** START OF Data records **

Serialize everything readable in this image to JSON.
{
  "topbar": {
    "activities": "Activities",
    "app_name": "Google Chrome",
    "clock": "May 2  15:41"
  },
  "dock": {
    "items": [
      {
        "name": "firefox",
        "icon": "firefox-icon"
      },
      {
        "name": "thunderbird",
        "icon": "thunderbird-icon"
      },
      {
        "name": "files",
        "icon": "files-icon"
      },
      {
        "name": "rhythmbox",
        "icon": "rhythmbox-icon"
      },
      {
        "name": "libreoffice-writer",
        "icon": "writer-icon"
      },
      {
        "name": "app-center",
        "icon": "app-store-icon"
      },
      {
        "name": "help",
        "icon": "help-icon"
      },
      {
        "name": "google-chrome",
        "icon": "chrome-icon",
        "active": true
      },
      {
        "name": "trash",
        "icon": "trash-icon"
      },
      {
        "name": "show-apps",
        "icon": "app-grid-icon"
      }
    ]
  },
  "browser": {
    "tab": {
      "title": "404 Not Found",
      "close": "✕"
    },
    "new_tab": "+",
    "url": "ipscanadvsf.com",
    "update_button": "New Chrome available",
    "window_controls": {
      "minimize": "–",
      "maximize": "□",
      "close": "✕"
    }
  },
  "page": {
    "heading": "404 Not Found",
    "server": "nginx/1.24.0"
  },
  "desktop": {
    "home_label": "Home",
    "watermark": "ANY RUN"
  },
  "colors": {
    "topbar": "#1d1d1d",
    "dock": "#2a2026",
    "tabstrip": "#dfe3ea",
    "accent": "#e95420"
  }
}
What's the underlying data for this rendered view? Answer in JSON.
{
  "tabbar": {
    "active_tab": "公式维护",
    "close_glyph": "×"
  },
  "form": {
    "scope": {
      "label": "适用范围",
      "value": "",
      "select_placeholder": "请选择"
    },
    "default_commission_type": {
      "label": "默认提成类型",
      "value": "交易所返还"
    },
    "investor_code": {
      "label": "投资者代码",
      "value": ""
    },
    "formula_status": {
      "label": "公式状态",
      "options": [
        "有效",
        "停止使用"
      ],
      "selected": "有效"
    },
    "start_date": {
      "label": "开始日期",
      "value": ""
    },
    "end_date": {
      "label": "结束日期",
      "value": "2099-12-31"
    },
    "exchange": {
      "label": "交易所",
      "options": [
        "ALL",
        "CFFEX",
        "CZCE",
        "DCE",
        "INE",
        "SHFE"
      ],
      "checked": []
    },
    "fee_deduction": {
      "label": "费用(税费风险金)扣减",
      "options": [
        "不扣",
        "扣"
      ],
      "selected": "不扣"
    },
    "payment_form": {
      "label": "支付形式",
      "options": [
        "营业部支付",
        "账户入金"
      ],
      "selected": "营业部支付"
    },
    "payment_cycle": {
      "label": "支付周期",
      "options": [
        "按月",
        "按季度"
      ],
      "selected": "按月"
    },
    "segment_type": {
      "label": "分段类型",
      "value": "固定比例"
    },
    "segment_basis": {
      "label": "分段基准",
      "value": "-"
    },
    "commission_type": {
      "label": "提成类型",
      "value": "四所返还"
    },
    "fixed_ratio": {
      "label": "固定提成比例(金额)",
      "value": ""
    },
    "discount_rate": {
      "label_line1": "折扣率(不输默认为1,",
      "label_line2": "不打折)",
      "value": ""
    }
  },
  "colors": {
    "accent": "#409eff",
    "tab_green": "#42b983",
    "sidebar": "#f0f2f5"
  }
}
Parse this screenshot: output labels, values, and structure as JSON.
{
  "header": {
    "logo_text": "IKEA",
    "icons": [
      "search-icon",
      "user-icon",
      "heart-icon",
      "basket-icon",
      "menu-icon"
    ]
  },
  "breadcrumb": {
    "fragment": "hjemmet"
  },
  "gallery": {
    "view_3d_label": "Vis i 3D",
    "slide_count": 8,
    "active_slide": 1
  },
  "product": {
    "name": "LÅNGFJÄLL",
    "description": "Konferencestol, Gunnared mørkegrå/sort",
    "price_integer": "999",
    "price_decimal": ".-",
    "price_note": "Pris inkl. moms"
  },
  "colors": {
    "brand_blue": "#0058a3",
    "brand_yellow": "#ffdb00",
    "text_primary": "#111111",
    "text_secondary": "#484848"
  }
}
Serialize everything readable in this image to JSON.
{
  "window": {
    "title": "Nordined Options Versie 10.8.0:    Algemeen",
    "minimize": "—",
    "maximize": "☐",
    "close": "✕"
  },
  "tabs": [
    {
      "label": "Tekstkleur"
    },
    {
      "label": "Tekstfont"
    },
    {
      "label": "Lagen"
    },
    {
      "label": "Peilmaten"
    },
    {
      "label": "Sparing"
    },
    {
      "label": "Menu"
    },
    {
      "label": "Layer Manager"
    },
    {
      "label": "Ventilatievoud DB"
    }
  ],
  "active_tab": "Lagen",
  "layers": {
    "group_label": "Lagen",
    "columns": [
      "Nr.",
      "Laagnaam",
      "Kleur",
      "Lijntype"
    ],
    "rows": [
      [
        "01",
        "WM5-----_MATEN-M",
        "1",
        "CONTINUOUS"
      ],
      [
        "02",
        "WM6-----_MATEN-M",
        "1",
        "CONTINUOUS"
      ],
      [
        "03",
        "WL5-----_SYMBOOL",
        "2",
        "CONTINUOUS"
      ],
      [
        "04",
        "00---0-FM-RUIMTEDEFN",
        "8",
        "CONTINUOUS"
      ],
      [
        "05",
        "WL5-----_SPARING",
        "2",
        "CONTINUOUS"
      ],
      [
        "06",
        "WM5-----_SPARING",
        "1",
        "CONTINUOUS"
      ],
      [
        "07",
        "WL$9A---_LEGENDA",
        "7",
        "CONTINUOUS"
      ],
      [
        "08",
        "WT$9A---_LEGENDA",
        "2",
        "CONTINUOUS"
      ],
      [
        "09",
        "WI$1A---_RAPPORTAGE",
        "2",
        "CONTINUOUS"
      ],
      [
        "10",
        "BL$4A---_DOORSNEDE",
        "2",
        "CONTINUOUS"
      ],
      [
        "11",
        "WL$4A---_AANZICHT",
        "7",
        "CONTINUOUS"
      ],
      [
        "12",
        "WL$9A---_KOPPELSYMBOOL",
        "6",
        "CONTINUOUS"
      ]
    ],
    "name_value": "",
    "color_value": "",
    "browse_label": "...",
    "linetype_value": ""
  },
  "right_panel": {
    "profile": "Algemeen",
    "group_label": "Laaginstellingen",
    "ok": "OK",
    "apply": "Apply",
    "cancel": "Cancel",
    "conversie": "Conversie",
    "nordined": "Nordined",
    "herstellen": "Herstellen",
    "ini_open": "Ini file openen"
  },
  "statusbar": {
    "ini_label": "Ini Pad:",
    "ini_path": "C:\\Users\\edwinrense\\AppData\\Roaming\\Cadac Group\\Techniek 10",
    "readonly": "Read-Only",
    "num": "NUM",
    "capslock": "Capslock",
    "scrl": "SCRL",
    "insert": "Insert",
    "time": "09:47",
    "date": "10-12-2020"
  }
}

** END OF Data records **

Produce an exact copy of the whole listing.

Answer to this task
Serialize everything readable in this image to JSON.
{
  "topbar": {
    "activities": "Activities",
    "app_name": "Google Chrome",
    "clock": "May 2  15:41"
  },
  "dock": {
    "items": [
      {
        "name": "firefox",
        "icon": "firefox-icon"
      },
      {
        "name": "thunderbird",
        "icon": "thunderbird-icon"
      },
      {
        "name": "files",
        "icon": "files-icon"
      },
      {
        "name": "rhythmbox",
        "icon": "rhythmbox-icon"
      },
      {
        "name": "libreoffice-writer",
        "icon": "writer-icon"
      },
      {
        "name": "app-center",
        "icon": "app-store-icon"
      },
      {
        "name": "help",
        "icon": "help-icon"
      },
      {
        "name": "google-chrome",
        "icon": "chrome-icon",
        "active": true
      },
      {
        "name": "trash",
        "icon": "trash-icon"
      },
      {
        "name": "show-apps",
        "icon": "app-grid-icon"
      }
    ]
  },
  "browser": {
    "tab": {
      "title": "404 Not Found",
      "close": "✕"
    },
    "new_tab": "+",
    "url": "ipscanadvsf.com",
    "update_button": "New Chrome available",
    "window_controls": {
      "minimize": "–",
      "maximize": "□",
      "close": "✕"
    }
  },
  "page": {
    "heading": "404 Not Found",
    "server": "nginx/1.24.0"
  },
  "desktop": {
    "home_label": "Home",
    "watermark": "ANY RUN"
  },
  "colors": {
    "topbar": "#1d1d1d",
    "dock": "#2a2026",
    "tabstrip": "#dfe3ea",
    "accent": "#e95420"
  }
}
What's the underlying data for this rendered view? Answer in JSON.
{
  "tabbar": {
    "active_tab": "公式维护",
    "close_glyph": "×"
  },
  "form": {
    "scope": {
      "label": "适用范围",
      "value": "",
      "select_placeholder": "请选择"
    },
    "default_commission_type": {
      "label": "默认提成类型",
      "value": "交易所返还"
    },
    "investor_code": {
      "label": "投资者代码",
      "value": ""
    },
    "formula_status": {
      "label": "公式状态",
      "options": [
        "有效",
        "停止使用"
      ],
      "selected": "有效"
    },
    "start_date": {
      "label": "开始日期",
      "value": ""
    },
    "end_date": {
      "label": "结束日期",
      "value": "2099-12-31"
    },
    "exchange": {
      "label": "交易所",
      "options": [
        "ALL",
        "CFFEX",
        "CZCE",
        "DCE",
        "INE",
        "SHFE"
      ],
      "checked": []
    },
    "fee_deduction": {
      "label": "费用(税费风险金)扣减",
      "options": [
        "不扣",
        "扣"
      ],
      "selected": "不扣"
    },
    "payment_form": {
      "label": "支付形式",
      "options": [
        "营业部支付",
        "账户入金"
      ],
      "selected": "营业部支付"
    },
    "payment_cycle": {
      "label": "支付周期",
      "options": [
        "按月",
        "按季度"
      ],
      "selected": "按月"
    },
    "segment_type": {
      "label": "分段类型",
      "value": "固定比例"
    },
    "segment_basis": {
      "label": "分段基准",
      "value": "-"
    },
    "commission_type": {
      "label": "提成类型",
      "value": "四所返还"
    },
    "fixed_ratio": {
      "label": "固定提成比例(金额)",
      "value": ""
    },
    "discount_rate": {
      "label_line1": "折扣率(不输默认为1,",
      "label_line2": "不打折)",
      "value": ""
    }
  },
  "colors": {
    "accent": "#409eff",
    "tab_green": "#42b983",
    "sidebar": "#f0f2f5"
  }
}
Parse this screenshot: output labels, values, and structure as JSON.
{
  "header": {
    "logo_text": "IKEA",
    "icons": [
      "search-icon",
      "user-icon",
      "heart-icon",
      "basket-icon",
      "menu-icon"
    ]
  },
  "breadcrumb": {
    "fragment": "hjemmet"
  },
  "gallery": {
    "view_3d_label": "Vis i 3D",
    "slide_count": 8,
    "active_slide": 1
  },
  "product": {
    "name": "LÅNGFJÄLL",
    "description": "Konferencestol, Gunnared mørkegrå/sort",
    "price_integer": "999",
    "price_decimal": ".-",
    "price_note": "Pris inkl. moms"
  },
  "colors": {
    "brand_blue": "#0058a3",
    "brand_yellow": "#ffdb00",
    "text_primary": "#111111",
    "text_secondary": "#484848"
  }
}
Serialize everything readable in this image to JSON.
{
  "window": {
    "title": "Nordined Options Versie 10.8.0:    Algemeen",
    "minimize": "—",
    "maximize": "☐",
    "close": "✕"
  },
  "tabs": [
    {
      "label": "Tekstkleur"
    },
    {
      "label": "Tekstfont"
    },
    {
      "label": "Lagen"
    },
    {
      "label": "Peilmaten"
    },
    {
      "label": "Sparing"
    },
    {
      "label": "Menu"
    },
    {
      "label": "Layer Manager"
    },
    {
      "label": "Ventilatievoud DB"
    }
  ],
  "active_tab": "Lagen",
  "layers": {
    "group_label": "Lagen",
    "columns": [
      "Nr.",
      "Laagnaam",
      "Kleur",
      "Lijntype"
    ],
    "rows": [
      [
        "01",
        "WM5-----_MATEN-M",
        "1",
        "CONTINUOUS"
      ],
      [
        "02",
        "WM6-----_MATEN-M",
        "1",
        "CONTINUOUS"
      ],
      [
        "03",
        "WL5-----_SYMBOOL",
        "2",
        "CONTINUOUS"
      ],
      [
        "04",
        "00---0-FM-RUIMTEDEFN",
        "8",
        "CONTINUOUS"
      ],
      [
        "05",
        "WL5-----_SPARING",
        "2",
        "CONTINUOUS"
      ],
      [
        "06",
        "WM5-----_SPARING",
        "1",
        "CONTINUOUS"
      ],
      [
        "07",
        "WL$9A---_LEGENDA",
        "7",
        "CONTINUOUS"
      ],
      [
        "08",
        "WT$9A---_LEGENDA",
        "2",
        "CONTINUOUS"
      ],
      [
        "09",
        "WI$1A---_RAPPORTAGE",
        "2",
        "CONTINUOUS"
      ],
      [
        "10",
        "BL$4A---_DOORSNEDE",
        "2",
        "CONTINUOUS"
      ],
      [
        "11",
        "WL$4A---_AANZICHT",
        "7",
        "CONTINUOUS"
      ],
      [
        "12",
        "WL$9A---_KOPPELSYMBOOL",
        "6",
        "CONTINUOUS"
      ]
    ],
    "name_value": "",
    "color_value": "",
    "browse_label": "...",
    "linetype_value": ""
  },
  "right_panel": {
    "profile": "Algemeen",
    "group_label": "Laaginstellingen",
    "ok": "OK",
    "apply": "Apply",
    "cancel": "Cancel",
    "conversie": "Conversie",
    "nordined": "Nordined",
    "herstellen": "Herstellen",
    "ini_open": "Ini file openen"
  },
  "statusbar": {
    "ini_label": "Ini Pad:",
    "ini_path": "C:\\Users\\edwinrense\\AppData\\Roaming\\Cadac Group\\Techniek 10",
    "readonly": "Read-Only",
    "num": "NUM",
    "capslock": "Capslock",
    "scrl": "SCRL",
    "insert": "Insert",
    "time": "09:47",
    "date": "10-12-2020"
  }
}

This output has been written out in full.